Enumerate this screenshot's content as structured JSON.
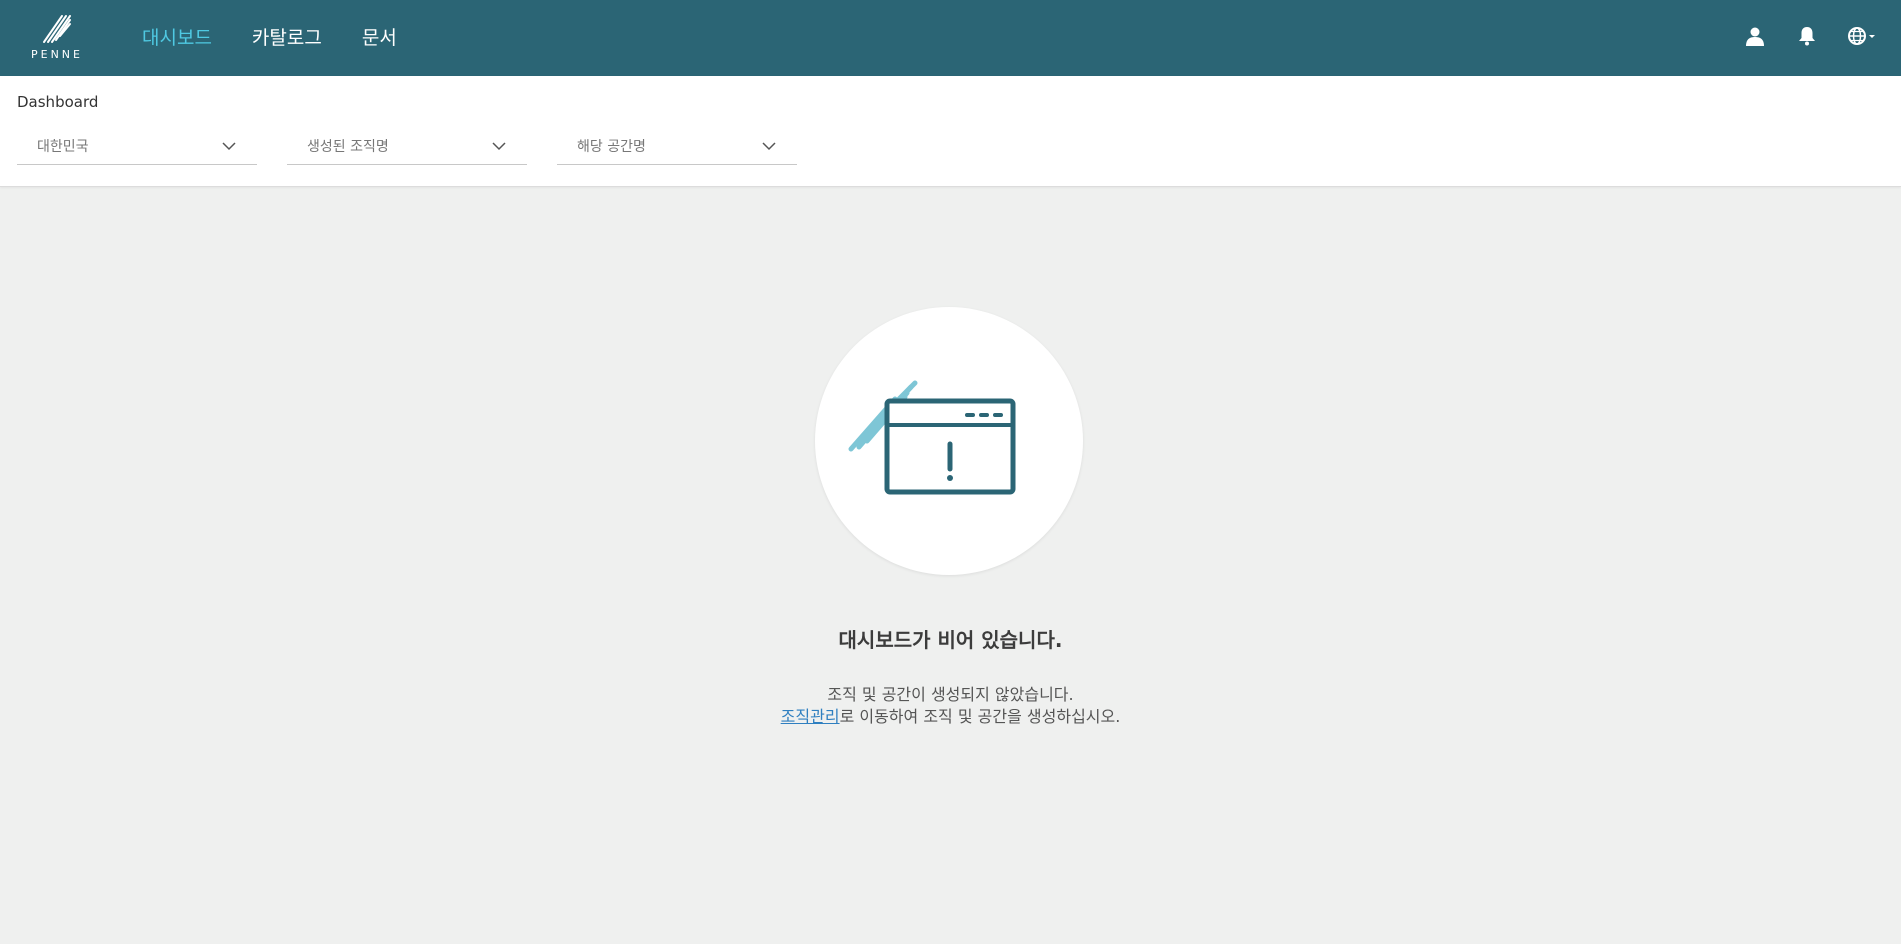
{
  "brand": {
    "logo_text": "PENNE"
  },
  "nav": {
    "items": [
      {
        "label": "대시보드",
        "active": true
      },
      {
        "label": "카탈로그",
        "active": false
      },
      {
        "label": "문서",
        "active": false
      }
    ]
  },
  "top_icons": [
    "user-icon",
    "bell-icon",
    "globe-icon"
  ],
  "page": {
    "title": "Dashboard"
  },
  "filters": {
    "country": "대한민국",
    "organization": "생성된 조직명",
    "space": "해당 공간명"
  },
  "empty_state": {
    "title": "대시보드가 비어 있습니다.",
    "line1": "조직 및 공간이 생성되지 않았습니다.",
    "link_text": "조직관리",
    "line2_rest": "로 이동하여 조직 및 공간을 생성하십시오."
  },
  "colors": {
    "header_bg": "#2b6575",
    "nav_active": "#4fc9e2",
    "page_bg": "#eff0ef",
    "illustration_dark": "#2b6575",
    "illustration_light": "#7ec6d6",
    "link": "#2f7fc0"
  }
}
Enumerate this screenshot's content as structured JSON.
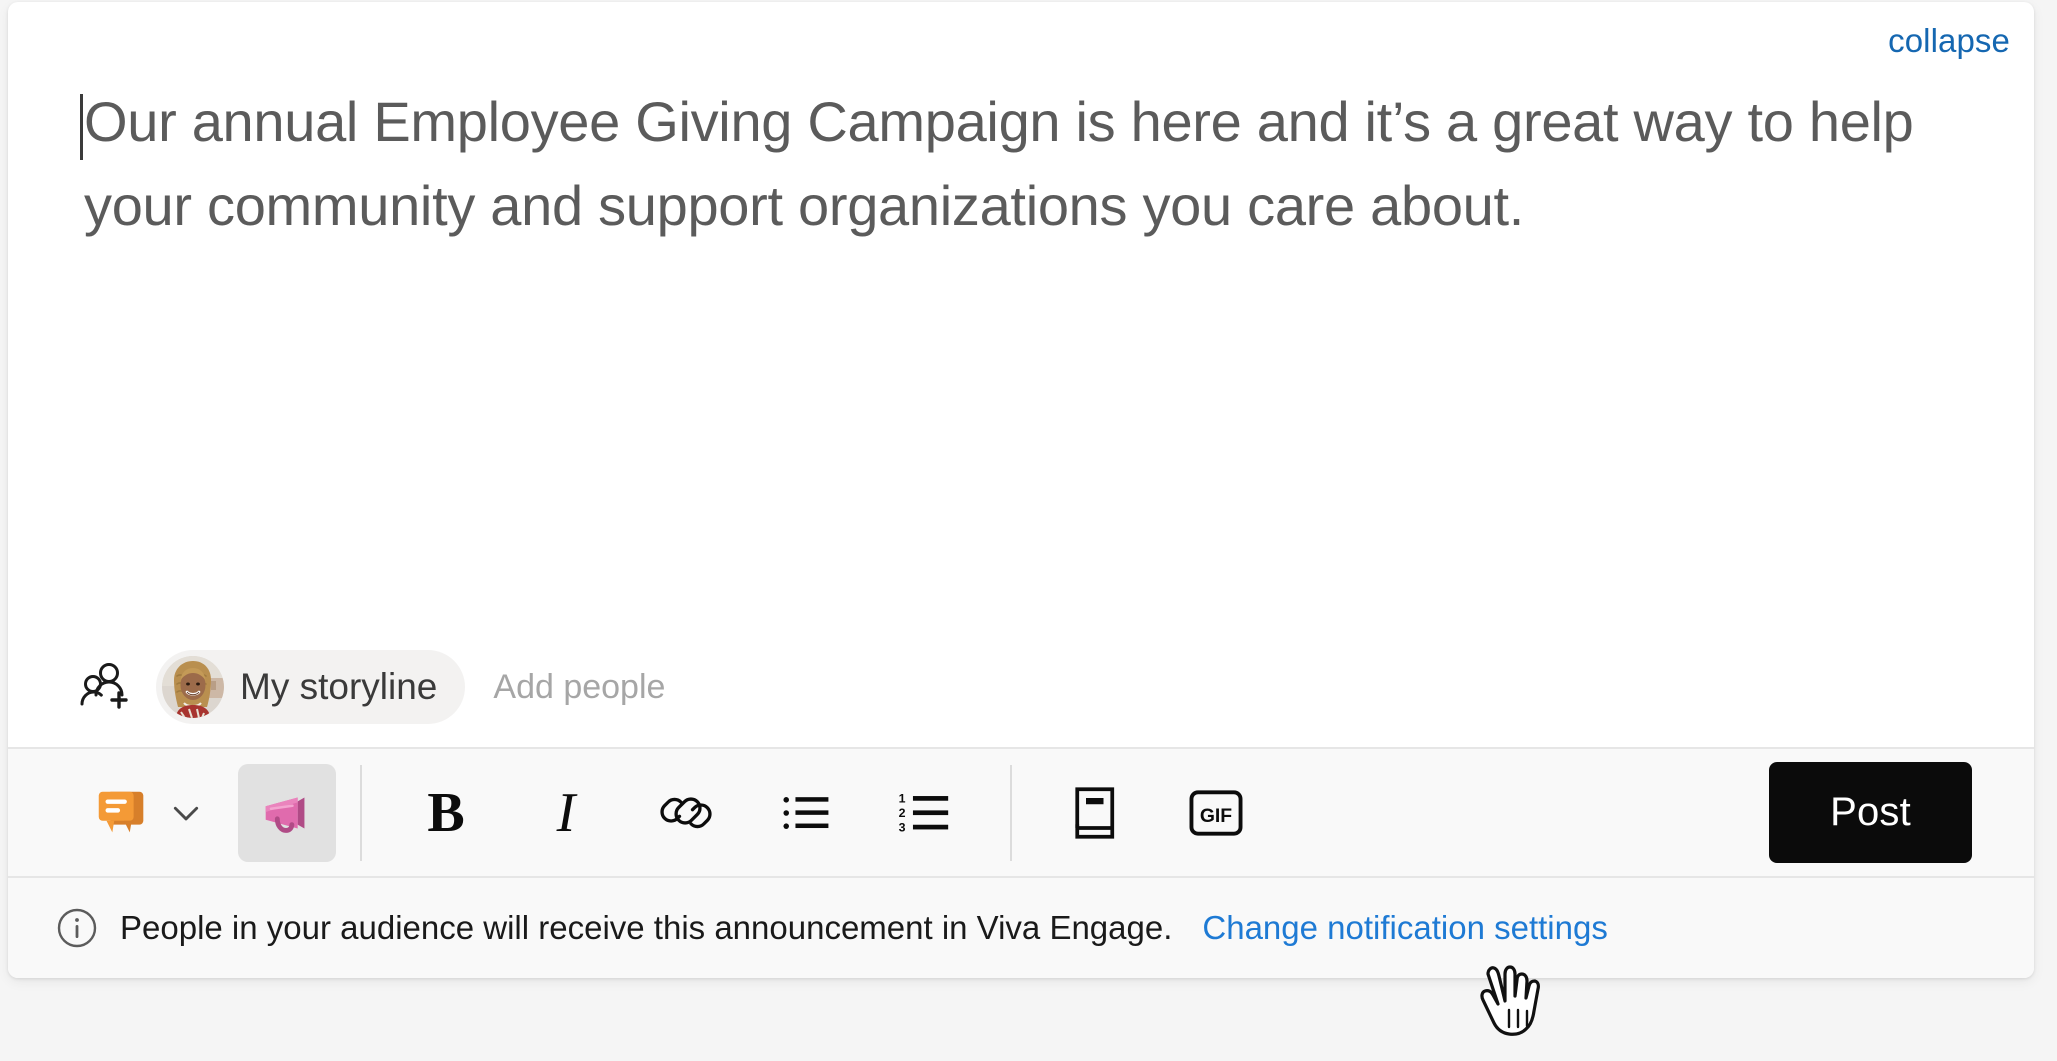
{
  "card": {
    "collapse_label": "collapse"
  },
  "editor": {
    "text": "Our annual Employee Giving Campaign is here and it’s a great way to help your community and support organizations you care about.",
    "caret_visible": true
  },
  "audience": {
    "add_people_icon": "add-people-icon",
    "chip_label": "My storyline",
    "chip_avatar_alt": "user-avatar",
    "add_people_placeholder": "Add people"
  },
  "toolbar": {
    "post_type_icon": "discussion-icon",
    "post_type_chevron_icon": "chevron-down-icon",
    "announcement_icon": "megaphone-icon",
    "announcement_selected": true,
    "items": [
      {
        "name": "bold-button",
        "glyph": "B",
        "icon": "bold-icon"
      },
      {
        "name": "italic-button",
        "glyph": "I",
        "icon": "italic-icon"
      },
      {
        "name": "link-button",
        "glyph": "",
        "icon": "link-icon"
      },
      {
        "name": "bulleted-list-button",
        "glyph": "",
        "icon": "bulleted-list-icon"
      },
      {
        "name": "numbered-list-button",
        "glyph": "",
        "icon": "numbered-list-icon"
      },
      {
        "name": "praise-button",
        "glyph": "",
        "icon": "book-icon"
      },
      {
        "name": "gif-button",
        "glyph": "GIF",
        "icon": "gif-icon"
      }
    ],
    "numbered_list_digits": [
      "1",
      "2",
      "3"
    ],
    "gif_label": "GIF",
    "post_label": "Post"
  },
  "notice": {
    "icon": "info-circle-icon",
    "text": "People in your audience will receive this announcement in Viva Engage.",
    "link_label": "Change notification settings"
  },
  "cursor": {
    "icon": "pointing-hand-cursor"
  },
  "colors": {
    "link_blue": "#1567b1",
    "notice_link_blue": "#1e7ad4",
    "post_button_bg": "#0b0b0b",
    "editor_text": "#5b5b5b",
    "discussion_orange": "#ef9035",
    "megaphone_pink": "#e06bad",
    "toolbar_bg": "#f9f9f9",
    "page_bg": "#f5f5f5"
  }
}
§ §
# What to do
Exclude the images and reproduce the remaining data exactly.

# Task output
Enumerate this screenshot's content as structured JSON.
{
  "brand": {
    "logo_text": "PENNE"
  },
  "nav": {
    "items": [
      {
        "label": "대시보드",
        "active": true
      },
      {
        "label": "카탈로그",
        "active": false
      },
      {
        "label": "문서",
        "active": false
      }
    ]
  },
  "top_icons": [
    "user-icon",
    "bell-icon",
    "globe-icon"
  ],
  "page": {
    "title": "Dashboard"
  },
  "filters": {
    "country": "대한민국",
    "organization": "생성된 조직명",
    "space": "해당 공간명"
  },
  "empty_state": {
    "title": "대시보드가 비어 있습니다.",
    "line1": "조직 및 공간이 생성되지 않았습니다.",
    "link_text": "조직관리",
    "line2_rest": "로 이동하여 조직 및 공간을 생성하십시오."
  },
  "colors": {
    "header_bg": "#2b6575",
    "nav_active": "#4fc9e2",
    "page_bg": "#eff0ef",
    "illustration_dark": "#2b6575",
    "illustration_light": "#7ec6d6",
    "link": "#2f7fc0"
  }
}
Enumerate this screenshot's content as structured JSON.
{
  "card": {
    "collapse_label": "collapse"
  },
  "editor": {
    "text": "Our annual Employee Giving Campaign is here and it’s a great way to help your community and support organizations you care about.",
    "caret_visible": true
  },
  "audience": {
    "add_people_icon": "add-people-icon",
    "chip_label": "My storyline",
    "chip_avatar_alt": "user-avatar",
    "add_people_placeholder": "Add people"
  },
  "toolbar": {
    "post_type_icon": "discussion-icon",
    "post_type_chevron_icon": "chevron-down-icon",
    "announcement_icon": "megaphone-icon",
    "announcement_selected": true,
    "items": [
      {
        "name": "bold-button",
        "glyph": "B",
        "icon": "bold-icon"
      },
      {
        "name": "italic-button",
        "glyph": "I",
        "icon": "italic-icon"
      },
      {
        "name": "link-button",
        "glyph": "",
        "icon": "link-icon"
      },
      {
        "name": "bulleted-list-button",
        "glyph": "",
        "icon": "bulleted-list-icon"
      },
      {
        "name": "numbered-list-button",
        "glyph": "",
        "icon": "numbered-list-icon"
      },
      {
        "name": "praise-button",
        "glyph": "",
        "icon": "book-icon"
      },
      {
        "name": "gif-button",
        "glyph": "GIF",
        "icon": "gif-icon"
      }
    ],
    "numbered_list_digits": [
      "1",
      "2",
      "3"
    ],
    "gif_label": "GIF",
    "post_label": "Post"
  },
  "notice": {
    "icon": "info-circle-icon",
    "text": "People in your audience will receive this announcement in Viva Engage.",
    "link_label": "Change notification settings"
  },
  "cursor": {
    "icon": "pointing-hand-cursor"
  },
  "colors": {
    "link_blue": "#1567b1",
    "notice_link_blue": "#1e7ad4",
    "post_button_bg": "#0b0b0b",
    "editor_text": "#5b5b5b",
    "discussion_orange": "#ef9035",
    "megaphone_pink": "#e06bad",
    "toolbar_bg": "#f9f9f9",
    "page_bg": "#f5f5f5"
  }
}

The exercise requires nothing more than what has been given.